TO DO
Your task is to output the entries below word for word.

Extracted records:
- - - -
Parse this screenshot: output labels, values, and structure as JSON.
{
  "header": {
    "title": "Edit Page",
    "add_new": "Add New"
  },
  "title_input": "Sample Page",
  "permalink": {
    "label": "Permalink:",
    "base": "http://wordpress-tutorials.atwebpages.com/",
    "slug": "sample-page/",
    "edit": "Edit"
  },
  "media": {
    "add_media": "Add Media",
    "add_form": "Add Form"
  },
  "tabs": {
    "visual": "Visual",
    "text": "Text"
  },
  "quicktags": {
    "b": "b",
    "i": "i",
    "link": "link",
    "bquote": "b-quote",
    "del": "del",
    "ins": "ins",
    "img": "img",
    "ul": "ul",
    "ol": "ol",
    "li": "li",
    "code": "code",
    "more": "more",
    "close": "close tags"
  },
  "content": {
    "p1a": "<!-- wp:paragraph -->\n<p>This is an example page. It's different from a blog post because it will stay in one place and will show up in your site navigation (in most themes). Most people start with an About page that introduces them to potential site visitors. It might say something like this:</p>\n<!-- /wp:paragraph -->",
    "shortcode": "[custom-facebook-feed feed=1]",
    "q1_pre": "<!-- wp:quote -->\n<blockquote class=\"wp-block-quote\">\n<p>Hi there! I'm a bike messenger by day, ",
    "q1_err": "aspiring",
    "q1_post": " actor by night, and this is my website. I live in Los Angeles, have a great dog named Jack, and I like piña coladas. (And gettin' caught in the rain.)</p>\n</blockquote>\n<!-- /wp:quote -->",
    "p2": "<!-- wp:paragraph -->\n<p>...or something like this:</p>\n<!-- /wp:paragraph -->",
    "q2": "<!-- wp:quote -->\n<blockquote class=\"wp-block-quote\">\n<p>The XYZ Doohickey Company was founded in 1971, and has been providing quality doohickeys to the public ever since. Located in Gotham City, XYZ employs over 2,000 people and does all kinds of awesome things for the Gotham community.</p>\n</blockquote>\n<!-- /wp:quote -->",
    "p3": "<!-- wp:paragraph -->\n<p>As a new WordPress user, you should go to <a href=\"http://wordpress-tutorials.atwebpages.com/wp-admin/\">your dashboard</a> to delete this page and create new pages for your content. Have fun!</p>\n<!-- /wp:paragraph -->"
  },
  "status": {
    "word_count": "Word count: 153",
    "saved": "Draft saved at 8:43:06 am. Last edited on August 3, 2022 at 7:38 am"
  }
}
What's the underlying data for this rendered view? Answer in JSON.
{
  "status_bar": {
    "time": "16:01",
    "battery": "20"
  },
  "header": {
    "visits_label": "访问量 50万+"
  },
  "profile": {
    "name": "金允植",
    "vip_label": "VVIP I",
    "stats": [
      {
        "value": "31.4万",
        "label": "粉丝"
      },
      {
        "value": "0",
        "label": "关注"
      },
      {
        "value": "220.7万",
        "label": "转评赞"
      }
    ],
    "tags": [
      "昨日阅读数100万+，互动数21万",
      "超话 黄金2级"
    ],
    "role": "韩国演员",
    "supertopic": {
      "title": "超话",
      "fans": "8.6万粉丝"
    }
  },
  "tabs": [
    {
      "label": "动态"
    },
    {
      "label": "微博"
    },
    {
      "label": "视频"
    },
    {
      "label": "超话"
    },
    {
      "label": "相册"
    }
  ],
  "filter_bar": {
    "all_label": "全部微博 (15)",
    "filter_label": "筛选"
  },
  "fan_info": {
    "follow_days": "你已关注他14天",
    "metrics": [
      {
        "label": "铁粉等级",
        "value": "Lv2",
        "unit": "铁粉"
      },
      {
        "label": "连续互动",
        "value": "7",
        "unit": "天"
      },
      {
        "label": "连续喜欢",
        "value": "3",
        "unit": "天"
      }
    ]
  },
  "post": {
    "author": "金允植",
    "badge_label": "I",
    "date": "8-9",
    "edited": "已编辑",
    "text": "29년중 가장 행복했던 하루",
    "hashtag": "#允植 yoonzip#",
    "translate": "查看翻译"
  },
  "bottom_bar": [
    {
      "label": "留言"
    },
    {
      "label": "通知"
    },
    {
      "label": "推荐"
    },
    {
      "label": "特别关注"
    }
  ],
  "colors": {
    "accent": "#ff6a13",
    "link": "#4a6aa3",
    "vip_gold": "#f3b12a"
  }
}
- - - -
THE OUTPUT
Parse this screenshot: output labels, values, and structure as JSON.
{
  "header": {
    "title": "Edit Page",
    "add_new": "Add New"
  },
  "title_input": "Sample Page",
  "permalink": {
    "label": "Permalink:",
    "base": "http://wordpress-tutorials.atwebpages.com/",
    "slug": "sample-page/",
    "edit": "Edit"
  },
  "media": {
    "add_media": "Add Media",
    "add_form": "Add Form"
  },
  "tabs": {
    "visual": "Visual",
    "text": "Text"
  },
  "quicktags": {
    "b": "b",
    "i": "i",
    "link": "link",
    "bquote": "b-quote",
    "del": "del",
    "ins": "ins",
    "img": "img",
    "ul": "ul",
    "ol": "ol",
    "li": "li",
    "code": "code",
    "more": "more",
    "close": "close tags"
  },
  "content": {
    "p1a": "<!-- wp:paragraph -->\n<p>This is an example page. It's different from a blog post because it will stay in one place and will show up in your site navigation (in most themes). Most people start with an About page that introduces them to potential site visitors. It might say something like this:</p>\n<!-- /wp:paragraph -->",
    "shortcode": "[custom-facebook-feed feed=1]",
    "q1_pre": "<!-- wp:quote -->\n<blockquote class=\"wp-block-quote\">\n<p>Hi there! I'm a bike messenger by day, ",
    "q1_err": "aspiring",
    "q1_post": " actor by night, and this is my website. I live in Los Angeles, have a great dog named Jack, and I like piña coladas. (And gettin' caught in the rain.)</p>\n</blockquote>\n<!-- /wp:quote -->",
    "p2": "<!-- wp:paragraph -->\n<p>...or something like this:</p>\n<!-- /wp:paragraph -->",
    "q2": "<!-- wp:quote -->\n<blockquote class=\"wp-block-quote\">\n<p>The XYZ Doohickey Company was founded in 1971, and has been providing quality doohickeys to the public ever since. Located in Gotham City, XYZ employs over 2,000 people and does all kinds of awesome things for the Gotham community.</p>\n</blockquote>\n<!-- /wp:quote -->",
    "p3": "<!-- wp:paragraph -->\n<p>As a new WordPress user, you should go to <a href=\"http://wordpress-tutorials.atwebpages.com/wp-admin/\">your dashboard</a> to delete this page and create new pages for your content. Have fun!</p>\n<!-- /wp:paragraph -->"
  },
  "status": {
    "word_count": "Word count: 153",
    "saved": "Draft saved at 8:43:06 am. Last edited on August 3, 2022 at 7:38 am"
  }
}
What's the underlying data for this rendered view? Answer in JSON.
{
  "status_bar": {
    "time": "16:01",
    "battery": "20"
  },
  "header": {
    "visits_label": "访问量 50万+"
  },
  "profile": {
    "name": "金允植",
    "vip_label": "VVIP I",
    "stats": [
      {
        "value": "31.4万",
        "label": "粉丝"
      },
      {
        "value": "0",
        "label": "关注"
      },
      {
        "value": "220.7万",
        "label": "转评赞"
      }
    ],
    "tags": [
      "昨日阅读数100万+，互动数21万",
      "超话 黄金2级"
    ],
    "role": "韩国演员",
    "supertopic": {
      "title": "超话",
      "fans": "8.6万粉丝"
    }
  },
  "tabs": [
    {
      "label": "动态"
    },
    {
      "label": "微博"
    },
    {
      "label": "视频"
    },
    {
      "label": "超话"
    },
    {
      "label": "相册"
    }
  ],
  "filter_bar": {
    "all_label": "全部微博 (15)",
    "filter_label": "筛选"
  },
  "fan_info": {
    "follow_days": "你已关注他14天",
    "metrics": [
      {
        "label": "铁粉等级",
        "value": "Lv2",
        "unit": "铁粉"
      },
      {
        "label": "连续互动",
        "value": "7",
        "unit": "天"
      },
      {
        "label": "连续喜欢",
        "value": "3",
        "unit": "天"
      }
    ]
  },
  "post": {
    "author": "金允植",
    "badge_label": "I",
    "date": "8-9",
    "edited": "已编辑",
    "text": "29년중 가장 행복했던 하루",
    "hashtag": "#允植 yoonzip#",
    "translate": "查看翻译"
  },
  "bottom_bar": [
    {
      "label": "留言"
    },
    {
      "label": "通知"
    },
    {
      "label": "推荐"
    },
    {
      "label": "特别关注"
    }
  ],
  "colors": {
    "accent": "#ff6a13",
    "link": "#4a6aa3",
    "vip_gold": "#f3b12a"
  }
}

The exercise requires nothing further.